Stated goal
Find every line containing the word "States" in the records below; report only how many there are.

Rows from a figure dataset
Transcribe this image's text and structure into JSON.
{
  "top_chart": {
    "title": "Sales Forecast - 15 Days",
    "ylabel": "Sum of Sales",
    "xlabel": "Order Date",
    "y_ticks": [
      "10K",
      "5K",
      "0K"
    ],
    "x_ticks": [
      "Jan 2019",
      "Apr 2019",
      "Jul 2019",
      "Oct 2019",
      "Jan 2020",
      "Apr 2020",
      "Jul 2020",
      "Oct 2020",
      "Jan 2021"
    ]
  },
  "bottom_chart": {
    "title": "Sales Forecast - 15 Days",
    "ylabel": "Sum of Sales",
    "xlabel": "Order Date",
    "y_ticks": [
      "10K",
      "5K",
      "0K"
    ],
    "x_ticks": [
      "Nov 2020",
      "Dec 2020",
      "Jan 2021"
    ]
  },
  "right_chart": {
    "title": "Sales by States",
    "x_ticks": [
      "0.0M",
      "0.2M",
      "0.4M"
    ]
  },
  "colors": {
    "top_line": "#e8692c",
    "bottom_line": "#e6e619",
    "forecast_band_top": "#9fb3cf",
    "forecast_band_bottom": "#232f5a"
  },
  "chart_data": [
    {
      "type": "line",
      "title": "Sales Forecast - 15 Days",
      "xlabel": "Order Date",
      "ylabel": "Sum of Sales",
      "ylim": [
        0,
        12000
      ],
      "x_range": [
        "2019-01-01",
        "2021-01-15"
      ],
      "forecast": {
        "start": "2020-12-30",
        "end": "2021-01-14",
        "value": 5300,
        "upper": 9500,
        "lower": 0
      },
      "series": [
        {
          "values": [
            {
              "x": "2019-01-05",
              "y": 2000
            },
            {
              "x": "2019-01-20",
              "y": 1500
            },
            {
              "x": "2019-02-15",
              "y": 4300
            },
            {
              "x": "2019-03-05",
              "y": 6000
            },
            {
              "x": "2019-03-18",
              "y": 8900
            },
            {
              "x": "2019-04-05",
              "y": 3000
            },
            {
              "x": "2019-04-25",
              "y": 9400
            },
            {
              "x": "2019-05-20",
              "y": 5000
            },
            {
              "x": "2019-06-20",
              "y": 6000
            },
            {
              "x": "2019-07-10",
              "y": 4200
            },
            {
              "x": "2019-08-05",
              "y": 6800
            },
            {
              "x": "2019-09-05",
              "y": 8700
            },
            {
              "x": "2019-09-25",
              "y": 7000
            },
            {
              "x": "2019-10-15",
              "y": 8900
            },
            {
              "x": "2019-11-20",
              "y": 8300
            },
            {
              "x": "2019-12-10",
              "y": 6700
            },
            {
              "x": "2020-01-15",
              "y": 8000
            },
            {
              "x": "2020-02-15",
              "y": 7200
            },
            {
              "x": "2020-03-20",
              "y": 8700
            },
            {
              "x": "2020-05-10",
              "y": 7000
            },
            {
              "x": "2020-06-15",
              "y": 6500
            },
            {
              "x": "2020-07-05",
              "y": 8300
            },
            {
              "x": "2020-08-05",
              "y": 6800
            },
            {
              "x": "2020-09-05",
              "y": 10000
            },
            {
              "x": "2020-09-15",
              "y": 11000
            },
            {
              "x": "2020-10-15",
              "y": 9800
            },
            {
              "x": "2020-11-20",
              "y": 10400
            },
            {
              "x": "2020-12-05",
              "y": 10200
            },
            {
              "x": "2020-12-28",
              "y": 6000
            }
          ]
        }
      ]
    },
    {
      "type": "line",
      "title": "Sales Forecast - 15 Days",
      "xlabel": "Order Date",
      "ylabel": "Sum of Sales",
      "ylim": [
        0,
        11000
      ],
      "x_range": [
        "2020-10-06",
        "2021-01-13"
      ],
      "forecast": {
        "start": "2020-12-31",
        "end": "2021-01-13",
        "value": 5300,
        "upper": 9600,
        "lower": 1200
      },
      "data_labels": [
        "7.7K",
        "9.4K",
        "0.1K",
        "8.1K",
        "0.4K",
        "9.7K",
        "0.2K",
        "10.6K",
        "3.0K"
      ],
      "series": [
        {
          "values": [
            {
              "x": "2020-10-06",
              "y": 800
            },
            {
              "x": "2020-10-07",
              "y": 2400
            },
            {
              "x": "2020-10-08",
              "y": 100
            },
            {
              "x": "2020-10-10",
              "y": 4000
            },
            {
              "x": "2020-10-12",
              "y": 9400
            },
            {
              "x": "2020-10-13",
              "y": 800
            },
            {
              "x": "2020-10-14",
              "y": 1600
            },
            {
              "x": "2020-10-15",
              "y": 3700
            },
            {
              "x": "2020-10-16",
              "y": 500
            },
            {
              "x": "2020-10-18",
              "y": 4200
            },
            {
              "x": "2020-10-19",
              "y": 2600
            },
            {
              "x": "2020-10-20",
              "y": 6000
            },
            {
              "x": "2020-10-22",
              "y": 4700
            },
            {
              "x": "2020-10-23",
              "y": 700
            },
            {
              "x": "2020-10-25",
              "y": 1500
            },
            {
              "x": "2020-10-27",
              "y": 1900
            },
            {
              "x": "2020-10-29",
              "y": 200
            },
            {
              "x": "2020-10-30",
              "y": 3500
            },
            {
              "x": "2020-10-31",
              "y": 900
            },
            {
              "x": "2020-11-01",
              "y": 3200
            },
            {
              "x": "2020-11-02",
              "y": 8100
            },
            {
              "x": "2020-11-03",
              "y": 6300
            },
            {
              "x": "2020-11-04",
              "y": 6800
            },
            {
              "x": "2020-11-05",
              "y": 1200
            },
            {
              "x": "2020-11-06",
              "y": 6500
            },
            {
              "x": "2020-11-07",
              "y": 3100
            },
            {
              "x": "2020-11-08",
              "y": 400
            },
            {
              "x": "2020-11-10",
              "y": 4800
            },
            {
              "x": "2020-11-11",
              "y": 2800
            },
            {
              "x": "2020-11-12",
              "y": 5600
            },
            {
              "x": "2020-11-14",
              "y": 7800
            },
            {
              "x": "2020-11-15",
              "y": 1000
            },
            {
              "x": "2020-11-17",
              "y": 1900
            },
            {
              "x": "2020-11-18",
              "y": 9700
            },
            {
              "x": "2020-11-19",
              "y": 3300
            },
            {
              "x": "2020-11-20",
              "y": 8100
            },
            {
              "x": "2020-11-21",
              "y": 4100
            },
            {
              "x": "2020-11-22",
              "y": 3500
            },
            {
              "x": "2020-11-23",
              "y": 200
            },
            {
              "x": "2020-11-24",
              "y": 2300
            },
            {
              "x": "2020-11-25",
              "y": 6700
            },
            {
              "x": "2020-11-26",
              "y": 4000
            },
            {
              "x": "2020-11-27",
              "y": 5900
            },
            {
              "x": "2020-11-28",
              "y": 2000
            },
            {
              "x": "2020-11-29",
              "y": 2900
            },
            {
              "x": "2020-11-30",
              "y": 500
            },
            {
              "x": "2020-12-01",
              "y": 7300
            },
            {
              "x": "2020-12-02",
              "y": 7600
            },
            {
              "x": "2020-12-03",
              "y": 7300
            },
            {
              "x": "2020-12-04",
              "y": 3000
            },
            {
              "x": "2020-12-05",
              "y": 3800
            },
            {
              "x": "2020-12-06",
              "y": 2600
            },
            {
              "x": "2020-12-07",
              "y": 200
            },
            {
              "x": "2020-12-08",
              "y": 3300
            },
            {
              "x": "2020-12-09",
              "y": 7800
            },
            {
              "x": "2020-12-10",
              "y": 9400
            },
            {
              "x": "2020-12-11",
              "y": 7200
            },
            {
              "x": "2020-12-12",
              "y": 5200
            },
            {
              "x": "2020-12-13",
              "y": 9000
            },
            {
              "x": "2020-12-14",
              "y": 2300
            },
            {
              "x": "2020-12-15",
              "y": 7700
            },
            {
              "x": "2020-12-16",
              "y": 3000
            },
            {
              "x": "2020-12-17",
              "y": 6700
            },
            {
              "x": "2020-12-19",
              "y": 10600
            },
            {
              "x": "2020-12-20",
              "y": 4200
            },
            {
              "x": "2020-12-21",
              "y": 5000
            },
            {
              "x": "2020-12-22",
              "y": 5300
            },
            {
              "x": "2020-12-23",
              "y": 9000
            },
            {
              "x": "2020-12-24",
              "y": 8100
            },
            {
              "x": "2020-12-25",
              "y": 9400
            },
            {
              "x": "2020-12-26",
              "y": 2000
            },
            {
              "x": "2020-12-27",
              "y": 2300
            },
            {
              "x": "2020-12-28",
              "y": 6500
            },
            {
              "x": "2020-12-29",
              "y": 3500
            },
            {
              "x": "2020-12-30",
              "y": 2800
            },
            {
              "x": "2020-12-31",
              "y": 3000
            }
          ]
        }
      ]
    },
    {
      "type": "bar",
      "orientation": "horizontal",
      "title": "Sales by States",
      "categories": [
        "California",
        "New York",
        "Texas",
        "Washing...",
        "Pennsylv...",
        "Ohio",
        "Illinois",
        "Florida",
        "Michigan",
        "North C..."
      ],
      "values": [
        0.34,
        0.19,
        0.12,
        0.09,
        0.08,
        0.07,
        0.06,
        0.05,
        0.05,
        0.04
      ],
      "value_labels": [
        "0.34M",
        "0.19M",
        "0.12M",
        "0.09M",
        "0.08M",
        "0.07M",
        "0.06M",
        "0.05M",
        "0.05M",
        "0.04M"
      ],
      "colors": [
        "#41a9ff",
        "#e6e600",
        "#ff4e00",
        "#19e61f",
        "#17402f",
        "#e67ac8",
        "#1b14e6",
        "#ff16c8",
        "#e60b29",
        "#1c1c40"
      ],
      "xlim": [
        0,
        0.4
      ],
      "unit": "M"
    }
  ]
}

Answer to this task
2